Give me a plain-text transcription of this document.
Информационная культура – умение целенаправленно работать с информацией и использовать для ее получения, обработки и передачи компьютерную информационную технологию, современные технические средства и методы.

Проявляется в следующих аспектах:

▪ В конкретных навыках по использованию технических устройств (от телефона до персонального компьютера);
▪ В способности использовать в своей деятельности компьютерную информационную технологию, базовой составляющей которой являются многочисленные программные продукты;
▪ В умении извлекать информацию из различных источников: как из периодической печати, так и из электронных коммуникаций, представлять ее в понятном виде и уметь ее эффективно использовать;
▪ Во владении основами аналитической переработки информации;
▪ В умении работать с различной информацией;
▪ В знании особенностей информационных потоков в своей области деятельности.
++++++
TASK DIRECTIONS: Of the lines above, how many include the word "технологию"? Reply with the number only.

TASK ANSWER: 2